- Given text

# # # # # # #

But here he is, light on his feet, brimming with bonhomie and perhaps clutching an actual bottle of water (as opposed to the clear liquid Shane MacGowan downs at his band’s reunions). He announces songs by date, as if in a permanent state of amiable surprise at the set-list and his own rock-and-rave years, the music a potted This Is Your Life for a drug-pocked memory.

This is the first full Happy Mondays reunion since their collapse after 1992’s shambolic swansong …Yes Please! (permutations of the original line-up have reunited for sometimes entertainingly unpredictable shows since 1999). Ryder seems wryly intent on causing another bust-up with bassist brother Paul, after a decade’s silence between him and “our kid”. But everyone’s main focus is on putting across a slick 90 minutes focused on their biggest hit, 1990’s Pills ’N Thrills and Bellyaches, while landing on every landmark before it.

# # # # # # #

- Work order
Reproduce word for word the portion of the passage on the Happy Mondays reunion that starts with the words containing "This is the" and ends with "landmark before it.".

# # # # # # #

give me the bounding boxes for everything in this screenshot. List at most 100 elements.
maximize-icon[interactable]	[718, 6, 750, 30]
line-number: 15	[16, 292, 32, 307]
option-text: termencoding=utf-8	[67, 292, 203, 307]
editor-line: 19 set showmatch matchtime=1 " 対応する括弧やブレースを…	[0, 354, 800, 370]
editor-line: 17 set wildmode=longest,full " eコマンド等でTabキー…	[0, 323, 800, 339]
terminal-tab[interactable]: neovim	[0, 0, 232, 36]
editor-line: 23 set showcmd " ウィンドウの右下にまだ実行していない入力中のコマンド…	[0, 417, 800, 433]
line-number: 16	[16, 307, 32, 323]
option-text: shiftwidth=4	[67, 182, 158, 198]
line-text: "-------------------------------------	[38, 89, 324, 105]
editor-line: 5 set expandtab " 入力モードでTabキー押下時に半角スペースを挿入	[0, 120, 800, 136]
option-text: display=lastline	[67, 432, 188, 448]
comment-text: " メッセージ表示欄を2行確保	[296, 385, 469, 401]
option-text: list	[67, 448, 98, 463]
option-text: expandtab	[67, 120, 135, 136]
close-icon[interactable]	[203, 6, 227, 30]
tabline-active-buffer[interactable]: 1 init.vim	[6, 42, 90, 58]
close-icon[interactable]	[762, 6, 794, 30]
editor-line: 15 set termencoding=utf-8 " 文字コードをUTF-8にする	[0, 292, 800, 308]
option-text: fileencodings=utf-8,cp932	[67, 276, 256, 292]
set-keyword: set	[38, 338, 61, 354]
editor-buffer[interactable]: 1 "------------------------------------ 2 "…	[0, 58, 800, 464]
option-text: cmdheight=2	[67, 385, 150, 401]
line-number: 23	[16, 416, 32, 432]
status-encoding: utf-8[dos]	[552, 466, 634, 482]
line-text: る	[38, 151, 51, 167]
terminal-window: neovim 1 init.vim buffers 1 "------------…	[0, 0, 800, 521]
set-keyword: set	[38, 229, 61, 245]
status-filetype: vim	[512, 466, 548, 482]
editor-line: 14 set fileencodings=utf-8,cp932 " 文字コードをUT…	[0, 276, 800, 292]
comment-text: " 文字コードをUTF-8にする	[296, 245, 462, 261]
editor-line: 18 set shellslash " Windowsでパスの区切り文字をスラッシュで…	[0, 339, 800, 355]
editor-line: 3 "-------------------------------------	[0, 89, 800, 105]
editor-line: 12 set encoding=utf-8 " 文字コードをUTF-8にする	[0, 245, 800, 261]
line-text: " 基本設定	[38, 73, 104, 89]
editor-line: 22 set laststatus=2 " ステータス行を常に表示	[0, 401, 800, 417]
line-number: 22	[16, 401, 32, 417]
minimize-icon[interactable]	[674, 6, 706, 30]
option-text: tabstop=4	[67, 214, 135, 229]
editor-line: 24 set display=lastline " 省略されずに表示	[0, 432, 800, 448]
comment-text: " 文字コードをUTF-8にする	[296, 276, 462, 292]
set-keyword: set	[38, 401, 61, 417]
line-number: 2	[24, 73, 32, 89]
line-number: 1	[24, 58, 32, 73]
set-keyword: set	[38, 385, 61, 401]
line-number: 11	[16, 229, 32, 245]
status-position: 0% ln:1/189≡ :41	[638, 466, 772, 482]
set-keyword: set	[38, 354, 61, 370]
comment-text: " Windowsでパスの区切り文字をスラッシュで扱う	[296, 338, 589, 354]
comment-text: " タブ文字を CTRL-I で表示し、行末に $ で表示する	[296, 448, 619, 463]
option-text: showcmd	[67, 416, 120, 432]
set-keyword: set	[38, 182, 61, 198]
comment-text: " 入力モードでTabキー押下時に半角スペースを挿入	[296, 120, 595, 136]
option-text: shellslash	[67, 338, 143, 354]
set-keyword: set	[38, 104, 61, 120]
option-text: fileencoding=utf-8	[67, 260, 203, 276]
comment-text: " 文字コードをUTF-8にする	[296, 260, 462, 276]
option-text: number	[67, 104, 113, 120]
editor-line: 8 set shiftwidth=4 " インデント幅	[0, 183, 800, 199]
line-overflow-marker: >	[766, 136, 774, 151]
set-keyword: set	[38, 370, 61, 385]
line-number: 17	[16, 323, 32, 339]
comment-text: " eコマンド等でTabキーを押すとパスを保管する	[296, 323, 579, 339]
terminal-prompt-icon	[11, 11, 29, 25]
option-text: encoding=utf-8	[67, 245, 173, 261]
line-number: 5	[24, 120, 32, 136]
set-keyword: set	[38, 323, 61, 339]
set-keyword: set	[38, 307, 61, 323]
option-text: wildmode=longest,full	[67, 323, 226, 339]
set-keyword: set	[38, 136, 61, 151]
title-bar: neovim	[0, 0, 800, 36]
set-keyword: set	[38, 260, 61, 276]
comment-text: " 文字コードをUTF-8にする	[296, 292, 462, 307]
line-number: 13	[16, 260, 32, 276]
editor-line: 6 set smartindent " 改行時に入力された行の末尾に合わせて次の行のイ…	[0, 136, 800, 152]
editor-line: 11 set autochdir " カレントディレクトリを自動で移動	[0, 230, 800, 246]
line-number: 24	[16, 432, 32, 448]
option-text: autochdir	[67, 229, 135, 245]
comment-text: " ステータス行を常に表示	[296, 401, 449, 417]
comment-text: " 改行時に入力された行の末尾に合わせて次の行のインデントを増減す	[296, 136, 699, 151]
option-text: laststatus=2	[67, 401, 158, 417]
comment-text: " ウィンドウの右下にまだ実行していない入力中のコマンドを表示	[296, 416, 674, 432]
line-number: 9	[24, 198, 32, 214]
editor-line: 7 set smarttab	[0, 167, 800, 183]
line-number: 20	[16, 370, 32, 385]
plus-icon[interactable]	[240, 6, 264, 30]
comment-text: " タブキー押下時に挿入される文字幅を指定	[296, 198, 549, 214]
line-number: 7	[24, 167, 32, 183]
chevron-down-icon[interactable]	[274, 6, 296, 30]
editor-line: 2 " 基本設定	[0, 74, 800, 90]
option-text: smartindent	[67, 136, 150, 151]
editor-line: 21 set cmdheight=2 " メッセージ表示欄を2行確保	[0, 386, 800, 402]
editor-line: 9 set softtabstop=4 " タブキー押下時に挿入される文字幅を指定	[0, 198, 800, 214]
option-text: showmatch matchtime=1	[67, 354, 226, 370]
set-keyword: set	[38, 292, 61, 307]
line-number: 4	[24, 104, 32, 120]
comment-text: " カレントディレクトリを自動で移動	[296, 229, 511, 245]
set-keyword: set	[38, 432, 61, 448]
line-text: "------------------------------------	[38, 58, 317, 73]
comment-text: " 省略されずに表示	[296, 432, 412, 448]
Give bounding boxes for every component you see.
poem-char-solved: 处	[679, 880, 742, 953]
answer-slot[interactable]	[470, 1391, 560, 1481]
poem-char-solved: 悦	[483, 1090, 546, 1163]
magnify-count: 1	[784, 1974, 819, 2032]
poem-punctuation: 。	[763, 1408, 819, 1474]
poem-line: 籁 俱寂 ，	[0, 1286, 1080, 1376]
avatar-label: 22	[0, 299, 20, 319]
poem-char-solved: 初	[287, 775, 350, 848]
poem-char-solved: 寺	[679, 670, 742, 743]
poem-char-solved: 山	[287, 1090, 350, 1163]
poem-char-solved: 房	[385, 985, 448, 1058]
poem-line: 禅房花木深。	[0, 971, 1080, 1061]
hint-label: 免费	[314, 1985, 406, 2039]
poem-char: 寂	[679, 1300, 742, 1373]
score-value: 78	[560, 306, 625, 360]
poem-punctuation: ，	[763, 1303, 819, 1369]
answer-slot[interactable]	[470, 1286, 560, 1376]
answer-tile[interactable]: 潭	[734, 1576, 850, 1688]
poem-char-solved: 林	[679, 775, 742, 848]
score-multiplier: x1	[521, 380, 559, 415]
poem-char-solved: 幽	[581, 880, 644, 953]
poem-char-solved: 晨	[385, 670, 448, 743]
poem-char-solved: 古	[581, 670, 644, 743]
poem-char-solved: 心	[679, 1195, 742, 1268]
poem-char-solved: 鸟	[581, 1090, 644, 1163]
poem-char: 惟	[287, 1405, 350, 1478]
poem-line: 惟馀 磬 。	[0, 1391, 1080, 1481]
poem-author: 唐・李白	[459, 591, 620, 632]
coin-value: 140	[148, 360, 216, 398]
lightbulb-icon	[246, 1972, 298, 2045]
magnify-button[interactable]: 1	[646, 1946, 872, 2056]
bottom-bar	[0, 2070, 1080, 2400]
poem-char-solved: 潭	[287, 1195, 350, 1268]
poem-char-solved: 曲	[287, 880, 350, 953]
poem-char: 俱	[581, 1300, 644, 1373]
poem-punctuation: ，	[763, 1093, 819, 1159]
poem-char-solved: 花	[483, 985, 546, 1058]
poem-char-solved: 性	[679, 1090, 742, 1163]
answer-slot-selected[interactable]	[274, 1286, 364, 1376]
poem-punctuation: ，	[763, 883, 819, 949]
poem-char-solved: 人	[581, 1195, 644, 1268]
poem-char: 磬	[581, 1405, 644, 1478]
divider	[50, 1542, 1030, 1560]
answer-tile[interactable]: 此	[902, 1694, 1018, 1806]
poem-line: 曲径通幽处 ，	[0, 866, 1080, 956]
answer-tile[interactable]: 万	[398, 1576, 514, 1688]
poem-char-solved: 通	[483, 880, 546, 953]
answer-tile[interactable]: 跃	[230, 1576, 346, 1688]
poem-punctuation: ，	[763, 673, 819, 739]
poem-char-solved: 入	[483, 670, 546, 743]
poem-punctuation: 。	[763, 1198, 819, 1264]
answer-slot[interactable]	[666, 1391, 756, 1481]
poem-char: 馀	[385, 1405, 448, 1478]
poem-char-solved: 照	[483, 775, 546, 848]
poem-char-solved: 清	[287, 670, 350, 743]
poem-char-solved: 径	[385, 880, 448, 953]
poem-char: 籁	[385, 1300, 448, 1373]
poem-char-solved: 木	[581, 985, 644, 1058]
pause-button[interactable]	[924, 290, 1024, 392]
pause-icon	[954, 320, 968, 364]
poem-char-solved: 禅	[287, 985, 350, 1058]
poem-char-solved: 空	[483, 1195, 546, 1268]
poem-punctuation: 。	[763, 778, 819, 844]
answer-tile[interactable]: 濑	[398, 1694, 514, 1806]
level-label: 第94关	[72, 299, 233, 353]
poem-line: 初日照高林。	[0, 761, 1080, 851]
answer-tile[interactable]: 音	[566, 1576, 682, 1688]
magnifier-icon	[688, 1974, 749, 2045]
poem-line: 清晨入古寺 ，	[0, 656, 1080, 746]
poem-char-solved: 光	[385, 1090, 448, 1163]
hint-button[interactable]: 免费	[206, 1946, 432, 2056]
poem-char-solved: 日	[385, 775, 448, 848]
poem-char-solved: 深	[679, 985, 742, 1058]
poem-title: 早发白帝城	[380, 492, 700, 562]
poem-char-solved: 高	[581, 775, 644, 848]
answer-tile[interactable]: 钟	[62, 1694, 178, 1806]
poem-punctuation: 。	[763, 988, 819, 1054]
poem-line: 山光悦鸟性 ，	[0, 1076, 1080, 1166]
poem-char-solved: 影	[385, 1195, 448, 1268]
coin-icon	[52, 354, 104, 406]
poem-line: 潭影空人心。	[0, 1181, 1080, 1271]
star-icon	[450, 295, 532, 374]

# # # # # # #

- Response for this exercise
This is the first full Happy Mondays reunion since their collapse after 1992’s shambolic swansong …Yes Please! (permutations of the original line-up have reunited for sometimes entertainingly unpredictable shows since 1999). Ryder seems wryly intent on causing another bust-up with bassist brother Paul, after a decade’s silence between him and “our kid”. But everyone’s main focus is on putting across a slick 90 minutes focused on their biggest hit, 1990’s Pills ’N Thrills and Bellyaches, while landing on every landmark before it.